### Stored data
+++

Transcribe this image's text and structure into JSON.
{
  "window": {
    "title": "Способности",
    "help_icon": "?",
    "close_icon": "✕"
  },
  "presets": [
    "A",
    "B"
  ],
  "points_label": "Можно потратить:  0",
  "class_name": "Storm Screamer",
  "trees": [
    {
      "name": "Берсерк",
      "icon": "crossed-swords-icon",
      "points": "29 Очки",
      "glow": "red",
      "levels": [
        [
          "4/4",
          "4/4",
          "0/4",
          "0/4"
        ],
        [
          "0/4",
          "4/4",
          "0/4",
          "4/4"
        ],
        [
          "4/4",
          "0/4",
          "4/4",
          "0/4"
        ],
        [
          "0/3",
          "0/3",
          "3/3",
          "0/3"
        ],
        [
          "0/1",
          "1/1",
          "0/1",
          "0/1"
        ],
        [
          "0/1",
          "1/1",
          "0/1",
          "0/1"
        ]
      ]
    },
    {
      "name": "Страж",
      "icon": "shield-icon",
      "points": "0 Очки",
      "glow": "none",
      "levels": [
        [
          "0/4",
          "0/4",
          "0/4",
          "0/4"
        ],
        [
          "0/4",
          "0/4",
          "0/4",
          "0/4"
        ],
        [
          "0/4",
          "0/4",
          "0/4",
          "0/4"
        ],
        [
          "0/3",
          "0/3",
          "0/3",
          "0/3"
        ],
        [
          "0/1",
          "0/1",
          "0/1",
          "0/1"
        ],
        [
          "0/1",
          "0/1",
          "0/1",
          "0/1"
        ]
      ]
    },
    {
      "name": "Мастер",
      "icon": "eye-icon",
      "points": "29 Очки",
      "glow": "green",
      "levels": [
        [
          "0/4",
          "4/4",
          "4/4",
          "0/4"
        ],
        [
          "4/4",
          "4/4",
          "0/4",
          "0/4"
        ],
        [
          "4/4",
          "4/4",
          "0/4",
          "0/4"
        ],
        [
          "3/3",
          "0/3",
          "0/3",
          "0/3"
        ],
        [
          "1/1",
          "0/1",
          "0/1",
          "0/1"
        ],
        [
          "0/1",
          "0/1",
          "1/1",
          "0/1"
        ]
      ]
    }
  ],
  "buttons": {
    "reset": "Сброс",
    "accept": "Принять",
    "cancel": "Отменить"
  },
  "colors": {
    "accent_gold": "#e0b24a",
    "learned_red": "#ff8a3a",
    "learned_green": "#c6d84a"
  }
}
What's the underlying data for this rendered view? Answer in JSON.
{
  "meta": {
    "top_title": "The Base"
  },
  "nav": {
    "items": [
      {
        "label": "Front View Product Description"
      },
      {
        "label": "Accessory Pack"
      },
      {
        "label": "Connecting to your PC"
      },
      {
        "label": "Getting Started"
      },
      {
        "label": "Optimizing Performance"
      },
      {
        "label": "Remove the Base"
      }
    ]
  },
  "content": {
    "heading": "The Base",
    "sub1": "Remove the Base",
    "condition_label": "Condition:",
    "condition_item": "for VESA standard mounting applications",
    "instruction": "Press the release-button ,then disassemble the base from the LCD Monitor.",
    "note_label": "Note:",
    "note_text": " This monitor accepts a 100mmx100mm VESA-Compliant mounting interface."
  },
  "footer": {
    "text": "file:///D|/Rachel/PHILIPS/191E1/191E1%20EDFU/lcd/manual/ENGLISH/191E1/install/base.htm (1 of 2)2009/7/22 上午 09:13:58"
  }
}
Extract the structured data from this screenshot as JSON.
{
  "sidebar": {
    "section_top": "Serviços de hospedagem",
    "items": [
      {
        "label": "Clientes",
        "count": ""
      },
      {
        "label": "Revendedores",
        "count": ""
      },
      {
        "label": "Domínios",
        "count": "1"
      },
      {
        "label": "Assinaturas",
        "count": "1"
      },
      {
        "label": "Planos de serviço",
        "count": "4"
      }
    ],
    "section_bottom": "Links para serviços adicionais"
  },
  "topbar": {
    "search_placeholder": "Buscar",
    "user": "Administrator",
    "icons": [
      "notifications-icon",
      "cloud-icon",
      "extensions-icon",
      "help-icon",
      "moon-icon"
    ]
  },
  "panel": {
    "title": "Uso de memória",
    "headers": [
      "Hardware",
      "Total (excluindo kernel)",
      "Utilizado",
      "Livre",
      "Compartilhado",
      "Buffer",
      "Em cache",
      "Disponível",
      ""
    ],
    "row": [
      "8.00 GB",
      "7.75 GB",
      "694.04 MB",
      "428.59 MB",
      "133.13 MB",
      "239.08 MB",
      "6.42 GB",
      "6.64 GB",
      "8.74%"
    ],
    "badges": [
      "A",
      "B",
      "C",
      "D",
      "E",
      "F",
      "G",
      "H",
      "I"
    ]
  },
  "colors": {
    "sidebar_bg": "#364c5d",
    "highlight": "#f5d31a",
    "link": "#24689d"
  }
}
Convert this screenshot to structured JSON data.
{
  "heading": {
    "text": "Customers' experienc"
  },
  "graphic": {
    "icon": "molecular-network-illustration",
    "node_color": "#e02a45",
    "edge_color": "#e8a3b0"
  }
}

+++

Repeat the records above exactly, leaving none out.

Transcribe this image's text and structure into JSON.
{
  "window": {
    "title": "Способности",
    "help_icon": "?",
    "close_icon": "✕"
  },
  "presets": [
    "A",
    "B"
  ],
  "points_label": "Можно потратить:  0",
  "class_name": "Storm Screamer",
  "trees": [
    {
      "name": "Берсерк",
      "icon": "crossed-swords-icon",
      "points": "29 Очки",
      "glow": "red",
      "levels": [
        [
          "4/4",
          "4/4",
          "0/4",
          "0/4"
        ],
        [
          "0/4",
          "4/4",
          "0/4",
          "4/4"
        ],
        [
          "4/4",
          "0/4",
          "4/4",
          "0/4"
        ],
        [
          "0/3",
          "0/3",
          "3/3",
          "0/3"
        ],
        [
          "0/1",
          "1/1",
          "0/1",
          "0/1"
        ],
        [
          "0/1",
          "1/1",
          "0/1",
          "0/1"
        ]
      ]
    },
    {
      "name": "Страж",
      "icon": "shield-icon",
      "points": "0 Очки",
      "glow": "none",
      "levels": [
        [
          "0/4",
          "0/4",
          "0/4",
          "0/4"
        ],
        [
          "0/4",
          "0/4",
          "0/4",
          "0/4"
        ],
        [
          "0/4",
          "0/4",
          "0/4",
          "0/4"
        ],
        [
          "0/3",
          "0/3",
          "0/3",
          "0/3"
        ],
        [
          "0/1",
          "0/1",
          "0/1",
          "0/1"
        ],
        [
          "0/1",
          "0/1",
          "0/1",
          "0/1"
        ]
      ]
    },
    {
      "name": "Мастер",
      "icon": "eye-icon",
      "points": "29 Очки",
      "glow": "green",
      "levels": [
        [
          "0/4",
          "4/4",
          "4/4",
          "0/4"
        ],
        [
          "4/4",
          "4/4",
          "0/4",
          "0/4"
        ],
        [
          "4/4",
          "4/4",
          "0/4",
          "0/4"
        ],
        [
          "3/3",
          "0/3",
          "0/3",
          "0/3"
        ],
        [
          "1/1",
          "0/1",
          "0/1",
          "0/1"
        ],
        [
          "0/1",
          "0/1",
          "1/1",
          "0/1"
        ]
      ]
    }
  ],
  "buttons": {
    "reset": "Сброс",
    "accept": "Принять",
    "cancel": "Отменить"
  },
  "colors": {
    "accent_gold": "#e0b24a",
    "learned_red": "#ff8a3a",
    "learned_green": "#c6d84a"
  }
}
What's the underlying data for this rendered view? Answer in JSON.
{
  "meta": {
    "top_title": "The Base"
  },
  "nav": {
    "items": [
      {
        "label": "Front View Product Description"
      },
      {
        "label": "Accessory Pack"
      },
      {
        "label": "Connecting to your PC"
      },
      {
        "label": "Getting Started"
      },
      {
        "label": "Optimizing Performance"
      },
      {
        "label": "Remove the Base"
      }
    ]
  },
  "content": {
    "heading": "The Base",
    "sub1": "Remove the Base",
    "condition_label": "Condition:",
    "condition_item": "for VESA standard mounting applications",
    "instruction": "Press the release-button ,then disassemble the base from the LCD Monitor.",
    "note_label": "Note:",
    "note_text": " This monitor accepts a 100mmx100mm VESA-Compliant mounting interface."
  },
  "footer": {
    "text": "file:///D|/Rachel/PHILIPS/191E1/191E1%20EDFU/lcd/manual/ENGLISH/191E1/install/base.htm (1 of 2)2009/7/22 上午 09:13:58"
  }
}
Extract the structured data from this screenshot as JSON.
{
  "sidebar": {
    "section_top": "Serviços de hospedagem",
    "items": [
      {
        "label": "Clientes",
        "count": ""
      },
      {
        "label": "Revendedores",
        "count": ""
      },
      {
        "label": "Domínios",
        "count": "1"
      },
      {
        "label": "Assinaturas",
        "count": "1"
      },
      {
        "label": "Planos de serviço",
        "count": "4"
      }
    ],
    "section_bottom": "Links para serviços adicionais"
  },
  "topbar": {
    "search_placeholder": "Buscar",
    "user": "Administrator",
    "icons": [
      "notifications-icon",
      "cloud-icon",
      "extensions-icon",
      "help-icon",
      "moon-icon"
    ]
  },
  "panel": {
    "title": "Uso de memória",
    "headers": [
      "Hardware",
      "Total (excluindo kernel)",
      "Utilizado",
      "Livre",
      "Compartilhado",
      "Buffer",
      "Em cache",
      "Disponível",
      ""
    ],
    "row": [
      "8.00 GB",
      "7.75 GB",
      "694.04 MB",
      "428.59 MB",
      "133.13 MB",
      "239.08 MB",
      "6.42 GB",
      "6.64 GB",
      "8.74%"
    ],
    "badges": [
      "A",
      "B",
      "C",
      "D",
      "E",
      "F",
      "G",
      "H",
      "I"
    ]
  },
  "colors": {
    "sidebar_bg": "#364c5d",
    "highlight": "#f5d31a",
    "link": "#24689d"
  }
}
Convert this screenshot to structured JSON data.
{
  "heading": {
    "text": "Customers' experienc"
  },
  "graphic": {
    "icon": "molecular-network-illustration",
    "node_color": "#e02a45",
    "edge_color": "#e8a3b0"
  }
}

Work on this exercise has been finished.